— BEGIN Stored records —

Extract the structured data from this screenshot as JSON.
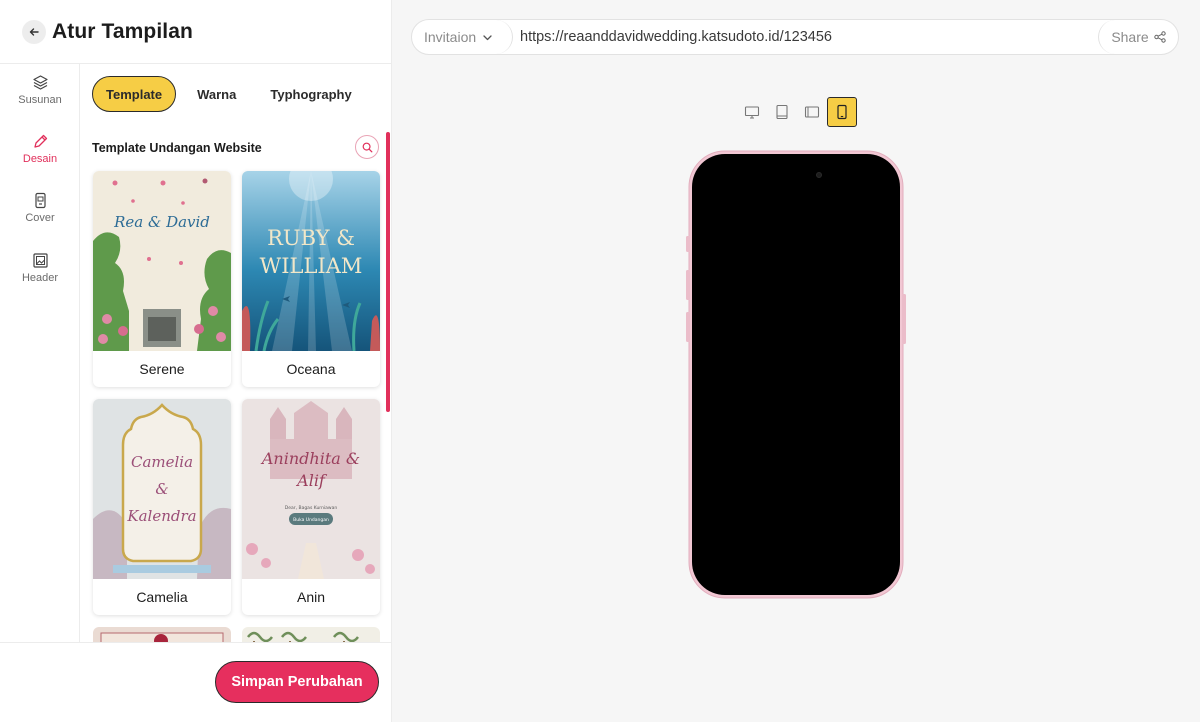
{
  "header": {
    "title": "Atur Tampilan"
  },
  "rail": [
    {
      "label": "Susunan",
      "icon": "layers-icon"
    },
    {
      "label": "Desain",
      "icon": "pencil-icon",
      "active": true
    },
    {
      "label": "Cover",
      "icon": "phone-cover-icon"
    },
    {
      "label": "Header",
      "icon": "image-frame-icon"
    }
  ],
  "tabs": [
    {
      "label": "Template",
      "active": true
    },
    {
      "label": "Warna"
    },
    {
      "label": "Typhography"
    }
  ],
  "section": {
    "title": "Template Undangan Website"
  },
  "templates": [
    {
      "name": "Serene",
      "thumb_text": "Rea & David"
    },
    {
      "name": "Oceana",
      "thumb_text_1": "RUBY &",
      "thumb_text_2": "WILLIAM"
    },
    {
      "name": "Camelia",
      "thumb_text_1": "Camelia",
      "thumb_text_2": "&",
      "thumb_text_3": "Kalendra"
    },
    {
      "name": "Anin",
      "thumb_text_1": "Anindhita &",
      "thumb_text_2": "Alif",
      "thumb_sub": "Dear, Bagas Kurniawan",
      "thumb_btn": "Buka Undangan"
    }
  ],
  "footer": {
    "save_label": "Simpan Perubahan"
  },
  "preview": {
    "select_value": "Invitaion",
    "url": "https://reaanddavidwedding.katsudoto.id/123456",
    "share_label": "Share",
    "devices": [
      "desktop-icon",
      "tablet-icon",
      "tablet-landscape-icon",
      "mobile-icon"
    ],
    "active_device": "mobile-icon"
  },
  "colors": {
    "accent": "#e62f5e",
    "highlight": "#f6cd45",
    "phone_frame": "#f1c7d3"
  }
}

— END Stored records —

▸ **What you will do**:
Without including any pictures, reproduce the listing exactly.

▸ **Task answer**:
Extract the structured data from this screenshot as JSON.
{
  "header": {
    "title": "Atur Tampilan"
  },
  "rail": [
    {
      "label": "Susunan",
      "icon": "layers-icon"
    },
    {
      "label": "Desain",
      "icon": "pencil-icon",
      "active": true
    },
    {
      "label": "Cover",
      "icon": "phone-cover-icon"
    },
    {
      "label": "Header",
      "icon": "image-frame-icon"
    }
  ],
  "tabs": [
    {
      "label": "Template",
      "active": true
    },
    {
      "label": "Warna"
    },
    {
      "label": "Typhography"
    }
  ],
  "section": {
    "title": "Template Undangan Website"
  },
  "templates": [
    {
      "name": "Serene",
      "thumb_text": "Rea & David"
    },
    {
      "name": "Oceana",
      "thumb_text_1": "RUBY &",
      "thumb_text_2": "WILLIAM"
    },
    {
      "name": "Camelia",
      "thumb_text_1": "Camelia",
      "thumb_text_2": "&",
      "thumb_text_3": "Kalendra"
    },
    {
      "name": "Anin",
      "thumb_text_1": "Anindhita &",
      "thumb_text_2": "Alif",
      "thumb_sub": "Dear, Bagas Kurniawan",
      "thumb_btn": "Buka Undangan"
    }
  ],
  "footer": {
    "save_label": "Simpan Perubahan"
  },
  "preview": {
    "select_value": "Invitaion",
    "url": "https://reaanddavidwedding.katsudoto.id/123456",
    "share_label": "Share",
    "devices": [
      "desktop-icon",
      "tablet-icon",
      "tablet-landscape-icon",
      "mobile-icon"
    ],
    "active_device": "mobile-icon"
  },
  "colors": {
    "accent": "#e62f5e",
    "highlight": "#f6cd45",
    "phone_frame": "#f1c7d3"
  }
}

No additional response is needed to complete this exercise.